**Directions for this task:** Find every line in the records below that holds the word "name", and copy each one.

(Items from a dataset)
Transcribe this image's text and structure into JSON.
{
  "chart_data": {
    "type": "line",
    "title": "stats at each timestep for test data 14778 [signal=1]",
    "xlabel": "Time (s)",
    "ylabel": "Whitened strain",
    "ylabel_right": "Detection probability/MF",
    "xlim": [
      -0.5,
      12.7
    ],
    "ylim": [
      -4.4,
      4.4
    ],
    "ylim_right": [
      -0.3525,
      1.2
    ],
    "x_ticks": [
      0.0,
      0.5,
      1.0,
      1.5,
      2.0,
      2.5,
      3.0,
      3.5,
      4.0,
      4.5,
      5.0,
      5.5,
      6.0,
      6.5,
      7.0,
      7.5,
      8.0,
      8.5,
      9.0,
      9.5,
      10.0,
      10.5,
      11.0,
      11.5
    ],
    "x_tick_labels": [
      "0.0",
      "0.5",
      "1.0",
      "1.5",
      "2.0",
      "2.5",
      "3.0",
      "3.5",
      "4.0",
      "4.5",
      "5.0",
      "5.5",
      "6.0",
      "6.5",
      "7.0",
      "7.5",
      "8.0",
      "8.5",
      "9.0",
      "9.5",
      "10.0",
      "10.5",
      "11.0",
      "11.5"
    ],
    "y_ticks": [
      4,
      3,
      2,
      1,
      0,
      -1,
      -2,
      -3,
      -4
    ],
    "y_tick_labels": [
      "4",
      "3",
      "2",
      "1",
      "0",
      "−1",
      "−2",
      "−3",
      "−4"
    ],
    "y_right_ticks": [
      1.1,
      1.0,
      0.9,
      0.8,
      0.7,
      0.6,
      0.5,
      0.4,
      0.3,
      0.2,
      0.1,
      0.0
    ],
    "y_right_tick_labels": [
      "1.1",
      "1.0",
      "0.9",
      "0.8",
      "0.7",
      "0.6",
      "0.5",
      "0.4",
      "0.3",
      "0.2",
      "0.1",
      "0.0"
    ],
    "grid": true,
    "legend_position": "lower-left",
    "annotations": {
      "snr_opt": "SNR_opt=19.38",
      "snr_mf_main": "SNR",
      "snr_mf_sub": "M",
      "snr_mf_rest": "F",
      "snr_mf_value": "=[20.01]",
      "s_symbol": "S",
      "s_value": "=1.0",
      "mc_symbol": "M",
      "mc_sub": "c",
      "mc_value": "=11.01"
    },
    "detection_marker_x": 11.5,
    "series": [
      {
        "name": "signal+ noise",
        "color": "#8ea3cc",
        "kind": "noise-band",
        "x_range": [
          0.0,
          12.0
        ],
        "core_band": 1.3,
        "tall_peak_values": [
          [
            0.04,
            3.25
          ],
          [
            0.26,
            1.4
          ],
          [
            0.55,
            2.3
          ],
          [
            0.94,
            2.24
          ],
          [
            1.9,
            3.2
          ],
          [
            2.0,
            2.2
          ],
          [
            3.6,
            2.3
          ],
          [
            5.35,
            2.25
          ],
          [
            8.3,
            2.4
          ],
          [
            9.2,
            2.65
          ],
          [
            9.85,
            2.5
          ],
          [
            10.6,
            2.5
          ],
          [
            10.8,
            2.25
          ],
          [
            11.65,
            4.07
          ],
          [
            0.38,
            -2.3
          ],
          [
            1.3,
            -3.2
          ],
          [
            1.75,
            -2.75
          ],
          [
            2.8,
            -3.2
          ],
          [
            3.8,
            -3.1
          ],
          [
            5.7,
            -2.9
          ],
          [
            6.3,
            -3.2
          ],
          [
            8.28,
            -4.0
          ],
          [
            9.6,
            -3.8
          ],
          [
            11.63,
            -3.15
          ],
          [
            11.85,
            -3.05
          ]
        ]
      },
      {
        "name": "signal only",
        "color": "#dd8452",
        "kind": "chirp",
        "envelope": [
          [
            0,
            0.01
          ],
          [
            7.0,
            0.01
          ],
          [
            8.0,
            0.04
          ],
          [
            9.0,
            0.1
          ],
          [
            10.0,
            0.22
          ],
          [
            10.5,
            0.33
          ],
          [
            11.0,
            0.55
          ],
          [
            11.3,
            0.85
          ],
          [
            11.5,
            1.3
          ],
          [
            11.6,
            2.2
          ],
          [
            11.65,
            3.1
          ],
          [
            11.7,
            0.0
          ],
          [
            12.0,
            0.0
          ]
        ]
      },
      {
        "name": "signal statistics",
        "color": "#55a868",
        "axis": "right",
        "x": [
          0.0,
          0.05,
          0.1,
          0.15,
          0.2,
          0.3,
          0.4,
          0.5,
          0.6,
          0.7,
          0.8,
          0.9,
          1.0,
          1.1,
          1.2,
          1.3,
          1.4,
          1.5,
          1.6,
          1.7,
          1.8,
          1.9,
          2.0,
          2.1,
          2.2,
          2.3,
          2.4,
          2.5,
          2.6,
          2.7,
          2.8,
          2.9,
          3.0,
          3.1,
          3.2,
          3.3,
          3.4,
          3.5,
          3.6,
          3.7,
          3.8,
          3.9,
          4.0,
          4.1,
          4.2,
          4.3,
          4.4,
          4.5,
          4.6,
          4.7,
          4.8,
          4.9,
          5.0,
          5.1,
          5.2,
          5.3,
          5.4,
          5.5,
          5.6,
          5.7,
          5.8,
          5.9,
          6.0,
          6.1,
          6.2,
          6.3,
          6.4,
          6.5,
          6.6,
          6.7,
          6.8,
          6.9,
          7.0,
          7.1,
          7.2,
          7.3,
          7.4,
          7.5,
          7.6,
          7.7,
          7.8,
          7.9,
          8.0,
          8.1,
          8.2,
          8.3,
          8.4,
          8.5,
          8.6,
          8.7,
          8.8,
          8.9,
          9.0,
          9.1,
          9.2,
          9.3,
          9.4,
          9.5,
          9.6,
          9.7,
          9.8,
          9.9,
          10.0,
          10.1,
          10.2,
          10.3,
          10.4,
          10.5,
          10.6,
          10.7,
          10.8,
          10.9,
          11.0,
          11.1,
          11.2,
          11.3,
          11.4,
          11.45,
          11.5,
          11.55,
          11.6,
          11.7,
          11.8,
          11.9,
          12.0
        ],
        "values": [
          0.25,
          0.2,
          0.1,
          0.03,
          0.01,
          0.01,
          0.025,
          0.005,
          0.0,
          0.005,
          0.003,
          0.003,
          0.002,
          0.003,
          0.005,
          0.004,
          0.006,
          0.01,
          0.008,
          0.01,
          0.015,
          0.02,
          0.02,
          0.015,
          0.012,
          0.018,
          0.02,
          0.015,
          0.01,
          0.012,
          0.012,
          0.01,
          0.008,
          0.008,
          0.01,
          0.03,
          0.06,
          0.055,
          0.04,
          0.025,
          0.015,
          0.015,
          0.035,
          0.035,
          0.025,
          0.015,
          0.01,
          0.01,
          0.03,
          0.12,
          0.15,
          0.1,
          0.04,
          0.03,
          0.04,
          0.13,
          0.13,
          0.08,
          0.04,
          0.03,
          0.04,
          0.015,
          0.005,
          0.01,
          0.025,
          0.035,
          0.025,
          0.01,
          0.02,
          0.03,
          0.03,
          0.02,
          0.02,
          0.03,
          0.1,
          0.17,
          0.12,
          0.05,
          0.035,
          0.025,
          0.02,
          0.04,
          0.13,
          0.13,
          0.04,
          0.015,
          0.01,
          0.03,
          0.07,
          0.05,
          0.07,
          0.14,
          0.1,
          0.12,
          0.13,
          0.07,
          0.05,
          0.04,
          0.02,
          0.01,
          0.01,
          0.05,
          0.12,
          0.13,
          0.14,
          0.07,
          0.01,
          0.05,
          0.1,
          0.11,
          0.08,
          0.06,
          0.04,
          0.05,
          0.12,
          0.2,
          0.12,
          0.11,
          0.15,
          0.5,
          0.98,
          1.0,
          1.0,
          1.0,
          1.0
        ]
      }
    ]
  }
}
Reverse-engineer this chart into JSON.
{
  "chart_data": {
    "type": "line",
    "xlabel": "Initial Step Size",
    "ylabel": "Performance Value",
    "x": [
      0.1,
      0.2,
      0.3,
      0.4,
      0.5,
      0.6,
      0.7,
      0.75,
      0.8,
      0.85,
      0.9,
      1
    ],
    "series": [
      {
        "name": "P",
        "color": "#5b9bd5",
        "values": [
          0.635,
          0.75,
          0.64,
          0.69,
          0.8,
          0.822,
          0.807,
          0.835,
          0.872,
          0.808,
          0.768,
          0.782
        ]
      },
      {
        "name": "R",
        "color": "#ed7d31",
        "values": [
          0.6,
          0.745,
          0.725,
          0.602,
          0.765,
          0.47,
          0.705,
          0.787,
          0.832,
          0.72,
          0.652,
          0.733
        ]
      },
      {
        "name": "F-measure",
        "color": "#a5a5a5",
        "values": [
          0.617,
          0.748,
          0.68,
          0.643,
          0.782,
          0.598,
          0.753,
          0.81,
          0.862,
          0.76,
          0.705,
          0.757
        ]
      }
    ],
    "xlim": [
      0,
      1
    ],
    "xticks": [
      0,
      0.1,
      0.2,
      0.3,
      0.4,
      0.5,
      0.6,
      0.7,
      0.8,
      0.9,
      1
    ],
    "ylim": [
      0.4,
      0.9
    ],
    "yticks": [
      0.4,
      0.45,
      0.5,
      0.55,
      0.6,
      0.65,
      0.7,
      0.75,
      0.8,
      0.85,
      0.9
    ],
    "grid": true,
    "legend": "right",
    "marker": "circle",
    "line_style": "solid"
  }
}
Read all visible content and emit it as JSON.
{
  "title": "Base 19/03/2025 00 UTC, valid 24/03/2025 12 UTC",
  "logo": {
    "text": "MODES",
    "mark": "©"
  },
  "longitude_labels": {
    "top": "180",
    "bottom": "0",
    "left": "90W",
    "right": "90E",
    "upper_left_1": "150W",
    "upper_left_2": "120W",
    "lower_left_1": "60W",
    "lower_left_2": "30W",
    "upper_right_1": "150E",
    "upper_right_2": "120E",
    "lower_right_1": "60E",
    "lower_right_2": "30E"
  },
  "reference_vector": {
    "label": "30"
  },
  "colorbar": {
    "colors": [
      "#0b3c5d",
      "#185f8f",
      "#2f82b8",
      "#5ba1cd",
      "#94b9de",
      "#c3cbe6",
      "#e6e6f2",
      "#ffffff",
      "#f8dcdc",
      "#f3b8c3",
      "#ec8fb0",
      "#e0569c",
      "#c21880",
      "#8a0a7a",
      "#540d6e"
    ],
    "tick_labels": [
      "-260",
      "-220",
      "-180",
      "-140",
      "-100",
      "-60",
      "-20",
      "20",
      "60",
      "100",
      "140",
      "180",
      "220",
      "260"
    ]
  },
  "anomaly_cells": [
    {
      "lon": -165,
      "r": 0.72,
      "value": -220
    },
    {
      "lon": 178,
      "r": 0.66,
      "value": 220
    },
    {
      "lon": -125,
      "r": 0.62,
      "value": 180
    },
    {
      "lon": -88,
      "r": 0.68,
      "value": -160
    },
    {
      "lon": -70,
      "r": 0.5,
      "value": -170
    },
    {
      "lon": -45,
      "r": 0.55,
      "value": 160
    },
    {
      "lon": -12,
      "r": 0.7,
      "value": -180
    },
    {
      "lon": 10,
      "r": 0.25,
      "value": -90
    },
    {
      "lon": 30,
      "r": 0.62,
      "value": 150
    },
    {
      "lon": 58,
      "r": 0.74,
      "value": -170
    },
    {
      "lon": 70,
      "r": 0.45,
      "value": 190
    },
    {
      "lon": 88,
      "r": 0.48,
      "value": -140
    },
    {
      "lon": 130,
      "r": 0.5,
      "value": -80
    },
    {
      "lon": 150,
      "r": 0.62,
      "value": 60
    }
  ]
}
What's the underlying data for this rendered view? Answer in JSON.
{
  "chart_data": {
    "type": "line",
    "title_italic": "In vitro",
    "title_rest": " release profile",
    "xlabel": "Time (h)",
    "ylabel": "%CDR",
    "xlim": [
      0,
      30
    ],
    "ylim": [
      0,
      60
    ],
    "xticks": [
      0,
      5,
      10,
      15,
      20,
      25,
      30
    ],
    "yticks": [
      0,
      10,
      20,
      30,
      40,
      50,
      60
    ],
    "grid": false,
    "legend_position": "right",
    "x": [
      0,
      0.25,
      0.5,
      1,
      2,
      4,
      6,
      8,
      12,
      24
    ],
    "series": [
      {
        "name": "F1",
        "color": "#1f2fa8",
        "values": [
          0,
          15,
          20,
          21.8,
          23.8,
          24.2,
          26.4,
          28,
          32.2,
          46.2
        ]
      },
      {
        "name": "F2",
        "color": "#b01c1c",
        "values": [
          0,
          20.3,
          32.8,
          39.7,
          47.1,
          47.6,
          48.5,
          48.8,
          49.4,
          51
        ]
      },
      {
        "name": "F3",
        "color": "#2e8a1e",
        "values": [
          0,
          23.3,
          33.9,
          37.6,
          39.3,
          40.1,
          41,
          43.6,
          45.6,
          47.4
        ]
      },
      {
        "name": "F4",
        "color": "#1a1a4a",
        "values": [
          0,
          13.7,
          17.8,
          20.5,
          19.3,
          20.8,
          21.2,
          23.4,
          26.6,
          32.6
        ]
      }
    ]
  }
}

**Finished exercise:**
        "name": "signal+ noise",
        "name": "signal only",
        "name": "signal statistics",
        "name": "P",
        "name": "R",
        "name": "F-measure",
        "name": "F1",
        "name": "F2",
        "name": "F3",
        "name": "F4",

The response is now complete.